This weight of dress led to the introduction of a new luxury. The ladies could no longer ride to court on horseback. Coaches were therefore employed to carry them. The first coach made its appearance in Paris, in the reign of Henry II.
For a long time, there were but three in the whole city. The queen had one; a great court lady had another; and the third belonged to an old nobleman, “who, being too fat to ride on horseback, was obliged to submit to the mortification of being carried in a coach like a woman.”
The tapestry, carpets, and bed hangings of the houses corresponded in splendor and costliness with the dress. When the constable Montmorenci was killed, his body was brought to his own house, and lay in state, as it is called; that is, for exhibition, in a hall, the walls of which were hung with crimson velvet bordered with pearls.
But in all other respects, the houses, and even the king’s palaces, were very deficient in what we should call furniture. Excepting one or two arm-chairs for the heads of the family, the rooms usually contained one coarse long table, some stools, a few benches, and several chests, which also served for seats.
Those who could not afford the expense of hangings of silk, or damask, or satin, covered the walls with gilt leather, or had them panelled with wood. I think the last was the most appropriate, from the description we have of what was perhaps the only parlor and sitting-room of a French chateau, or country house.
“The hall was very large. At one end was a stag’s antlers, which were used for hanging up hats, coats, dogs’ collars, and the chaplet of paternosters. At the opposite end of the hall were bows and arrows, targets, swords, pikes and cross-bows.
“In the great window were three harquebusses, (a kind of gun,) with a variety of nets, and other apparatus for sporting. In the chests (called coffers) were coats of mail laid up in bran, to keep them from rusting. Under the benches was a plentiful supply of clean straw for the dogs to lie on.”

__Entries__.
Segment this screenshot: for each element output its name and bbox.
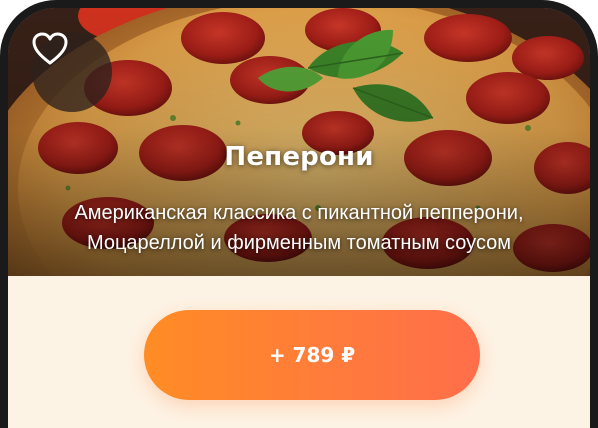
product-image: Пеперони Американская классика с пикантн… bbox=[8, 8, 590, 276]
add-to-cart-button[interactable]: + 789 ₽ bbox=[144, 310, 480, 400]
favorite-button[interactable] bbox=[32, 32, 112, 112]
device-frame: Пеперони Американская классика с пикантн… bbox=[0, 0, 598, 428]
description-line: Американская классика с пикантной пеппер… bbox=[74, 202, 524, 224]
price-label: + 789 ₽ bbox=[268, 343, 356, 367]
product-description: Американская классика с пикантной пеппер… bbox=[28, 198, 570, 258]
description-line: Моцареллой и фирменным томатным соусом bbox=[86, 232, 512, 254]
heart-outline-icon bbox=[32, 32, 68, 65]
product-card: Пеперони Американская классика с пикантн… bbox=[8, 8, 590, 428]
action-panel: + 789 ₽ bbox=[8, 276, 590, 428]
product-title: Пеперони bbox=[224, 142, 374, 172]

__Requirements__.
[a] In the passage on French dress and household furnishings, what hung on the walls of the hall where the body of the constable Montmorenci lay in state?
[b] Extend the passage on French dress and household furnishings, picking up right after its final sentence.

__Expected outputs__.
[a] Crimson velvet bordered with pearls.

[b]
Amidst all this litter, there were two shelves, on which was deposited the library. This consisted of the Bible, Ogier the Dane, the Shepherd’s Calendar, the Golden Legend, the Romance of the Rose, &c.
From this selection, it would appear that romances were preferred to those memoirs and histories, so much more interesting to us, of which many had been written. The period itself produced several writers, whose works are still held in high estimation.
At the head of these is the great Duke of Sully, who has given a most interesting account of those scenes in French history, in which he and his great master bore the most conspicuous part. Next to him is De Thou, who has written a minute general history of the period between 1545 and 1607.
Another distinguished memoir-writer was Theodore d’Aubigné, half-brother to the king, and grandfather to Madame de Maintenon.
One of the first cares of Henry when he came to the throne, was to restore his capital to its former flourishing condition. He found the streets overgrown with grass, many of the shops shut up, and others, abandoned by their owners, had been converted into stables. When the Spanish ambassadors arrived, a few months after his coronation, they expressed their admiration at the great improvement which had taken place in the city, since it had been under his rule.
The king replied, “When the master is absent, all things get into disorder; but when he is returned, his presence ornaments the house, and all things profit.”—Pictorial History of France.